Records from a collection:
— Begin —

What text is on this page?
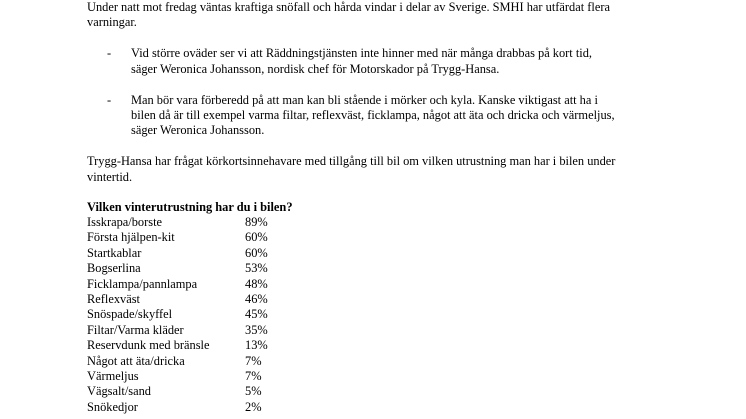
Under natt mot fredag väntas kraftiga snöfall och hårda vindar i delar av Sverige. SMHI har utfärdat flera

varningar.

- Vid större oväder ser vi att Räddningstjänsten inte hinner med när många drabbas på kort tid,

säger Weronica Johansson, nordisk chef för Motorskador på Trygg-Hansa.

- Man bör vara förberedd på att man kan bli stående i mörker och kyla. Kanske viktigast att ha i

bilen då är till exempel varma filtar, reflexväst, ficklampa, något att äta och dricka och värmeljus,

säger Weronica Johansson.

Trygg-Hansa har frågat körkortsinnehavare med tillgång till bil om vilken utrustning man har i bilen under

vintertid.

Vilken vinterutrustning har du i bilen?
Isskrapa/borste	89%
Första hjälpen-kit	60%
Startkablar	60%
Bogserlina	53%
Ficklampa/pannlampa	48%
Reflexväst	46%
Snöspade/skyffel	45%
Filtar/Varma kläder	35%
Reservdunk med bränsle	13%
Något att äta/dricka	7%
Värmeljus	7%
Vägsalt/sand	5%
Snökedjor	2%
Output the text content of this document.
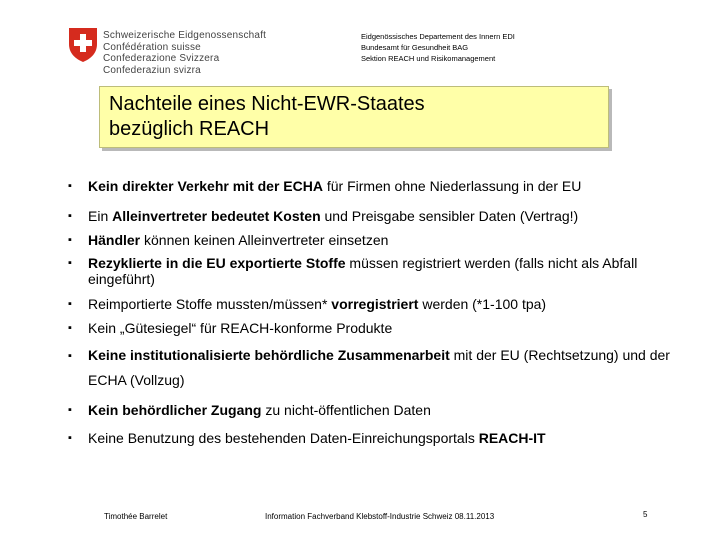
Schweizerische Eidgenossenschaft
Confédération suisse
Confederazione Svizzera
Confederaziun svizra
Eidgenössisches Departement des Innern EDI
Bundesamt für Gesundheit BAG
Sektion REACH und Risikomanagement
Nachteile eines Nicht-EWR-Staates
bezüglich REACH
▪
Kein direkter Verkehr mit der ECHA für Firmen ohne Niederlassung in der EU
▪
Ein Alleinvertreter bedeutet Kosten und Preisgabe sensibler Daten (Vertrag!)
▪
Händler können keinen Alleinvertreter einsetzen
▪
Rezyklierte in die EU exportierte Stoffe müssen registriert werden (falls nicht als Abfall eingeführt)
▪
Reimportierte Stoffe mussten/müssen* vorregistriert werden (*1-100 tpa)
▪
Kein „Gütesiegel“ für REACH-konforme Produkte
▪
Keine institutionalisierte behördliche Zusammenarbeit mit der EU (Rechtsetzung) und der ECHA (Vollzug)
▪
Kein behördlicher Zugang zu nicht-öffentlichen Daten
▪
Keine Benutzung des bestehenden Daten-Einreichungsportals REACH-IT
Timothée Barrelet	Information Fachverband Klebstoff-Industrie Schweiz 08.11.2013	5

— End —

* What to do
Reproduce exactly and only the lines from the one with "Output the text content of this document." through the last entry, both included, excluding every picture.

* Exercise solution
Output the text content of this document.
Schweizerische Eidgenossenschaft
Confédération suisse
Confederazione Svizzera
Confederaziun svizra
Eidgenössisches Departement des Innern EDI
Bundesamt für Gesundheit BAG
Sektion REACH und Risikomanagement
Nachteile eines Nicht-EWR-Staates
bezüglich REACH
▪
Kein direkter Verkehr mit der ECHA für Firmen ohne Niederlassung in der EU
▪
Ein Alleinvertreter bedeutet Kosten und Preisgabe sensibler Daten (Vertrag!)
▪
Händler können keinen Alleinvertreter einsetzen
▪
Rezyklierte in die EU exportierte Stoffe müssen registriert werden (falls nicht als Abfall eingeführt)
▪
Reimportierte Stoffe mussten/müssen* vorregistriert werden (*1-100 tpa)
▪
Kein „Gütesiegel“ für REACH-konforme Produkte
▪
Keine institutionalisierte behördliche Zusammenarbeit mit der EU (Rechtsetzung) und der ECHA (Vollzug)
▪
Kein behördlicher Zugang zu nicht-öffentlichen Daten
▪
Keine Benutzung des bestehenden Daten-Einreichungsportals REACH-IT
Timothée Barrelet	Information Fachverband Klebstoff-Industrie Schweiz 08.11.2013	5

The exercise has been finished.